>>>

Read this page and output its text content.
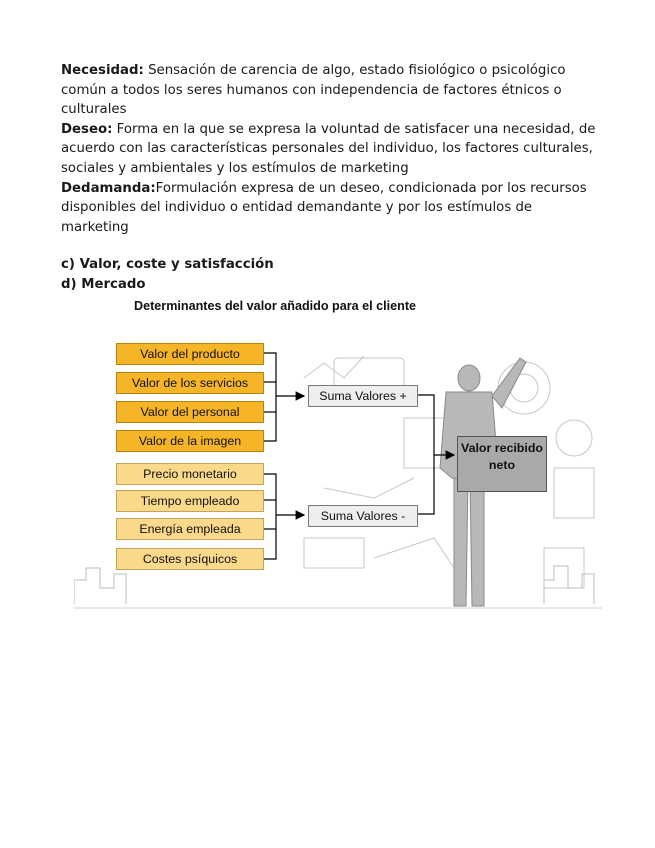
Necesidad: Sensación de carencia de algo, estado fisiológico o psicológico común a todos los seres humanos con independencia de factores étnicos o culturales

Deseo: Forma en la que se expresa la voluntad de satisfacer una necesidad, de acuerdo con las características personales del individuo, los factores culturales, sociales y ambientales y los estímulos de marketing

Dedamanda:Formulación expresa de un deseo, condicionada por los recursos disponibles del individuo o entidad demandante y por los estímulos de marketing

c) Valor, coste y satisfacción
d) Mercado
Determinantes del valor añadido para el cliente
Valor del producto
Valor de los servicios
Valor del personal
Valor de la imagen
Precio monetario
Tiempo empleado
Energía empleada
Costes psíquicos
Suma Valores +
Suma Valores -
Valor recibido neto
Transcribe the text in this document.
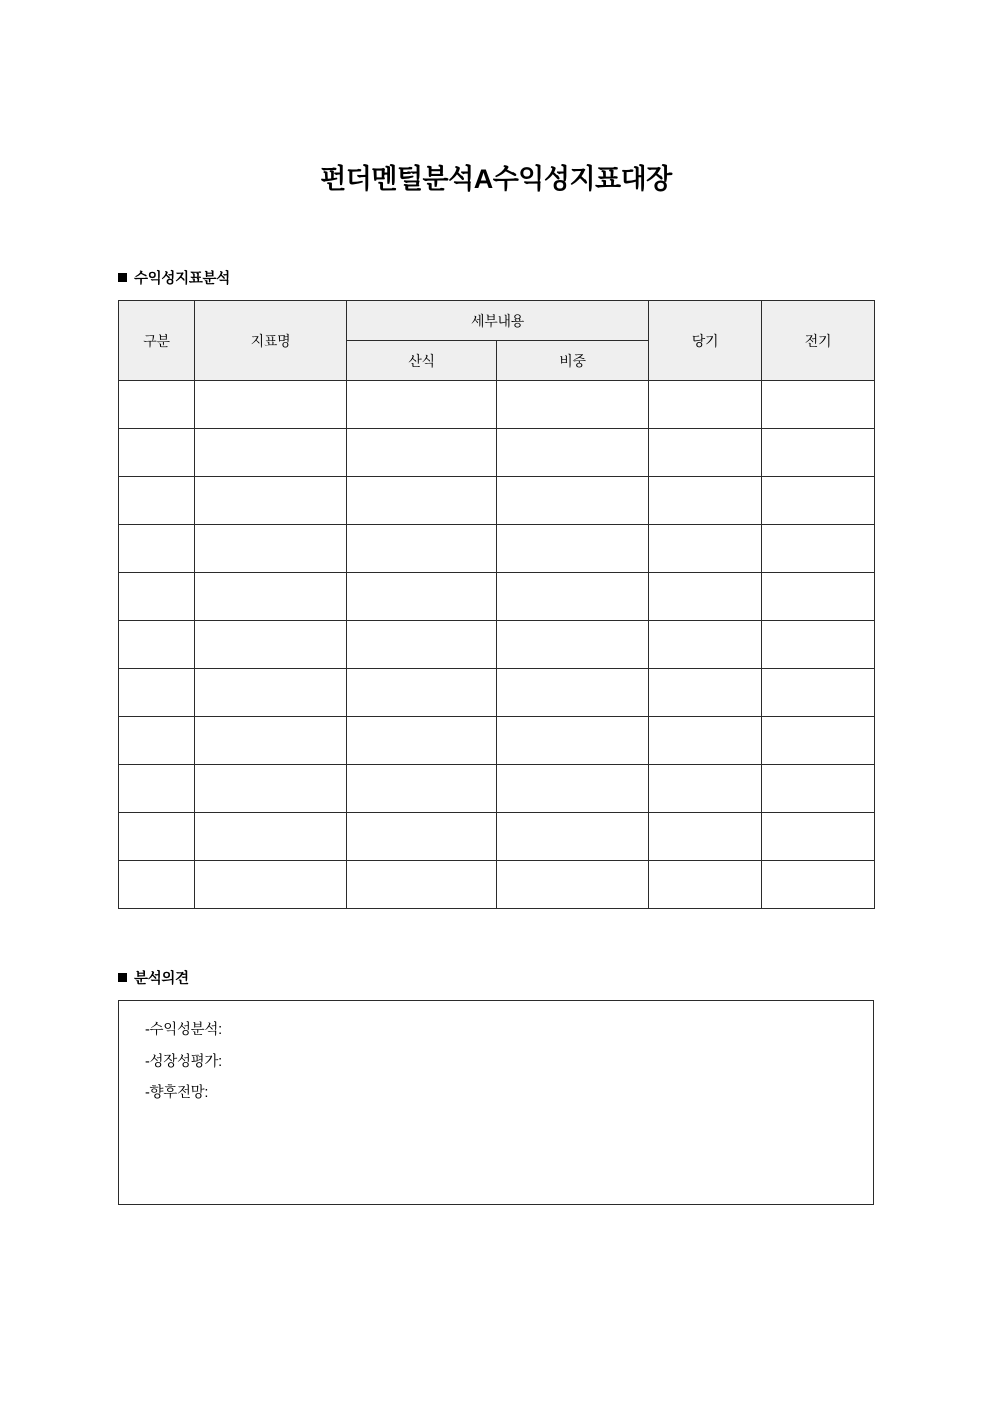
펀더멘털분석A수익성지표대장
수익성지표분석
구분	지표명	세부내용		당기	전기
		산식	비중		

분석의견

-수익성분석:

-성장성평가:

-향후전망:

<<<

CHALLENGE
Reproduce the full material exactly, excluding the pictures.

FINISHED TASK
Read this page and output its text content.
Necesidad: Sensación de carencia de algo, estado fisiológico o psicológico común a todos los seres humanos con independencia de factores étnicos o culturales

Deseo: Forma en la que se expresa la voluntad de satisfacer una necesidad, de acuerdo con las características personales del individuo, los factores culturales, sociales y ambientales y los estímulos de marketing

Dedamanda:Formulación expresa de un deseo, condicionada por los recursos disponibles del individuo o entidad demandante y por los estímulos de marketing

c) Valor, coste y satisfacción
d) Mercado
Determinantes del valor añadido para el cliente
Valor del producto
Valor de los servicios
Valor del personal
Valor de la imagen
Precio monetario
Tiempo empleado
Energía empleada
Costes psíquicos
Suma Valores +
Suma Valores -
Valor recibido neto
Transcribe the text in this document.
펀더멘털분석A수익성지표대장
수익성지표분석
구분	지표명	세부내용		당기	전기
		산식	비중		

분석의견

-수익성분석:

-성장성평가:

-향후전망:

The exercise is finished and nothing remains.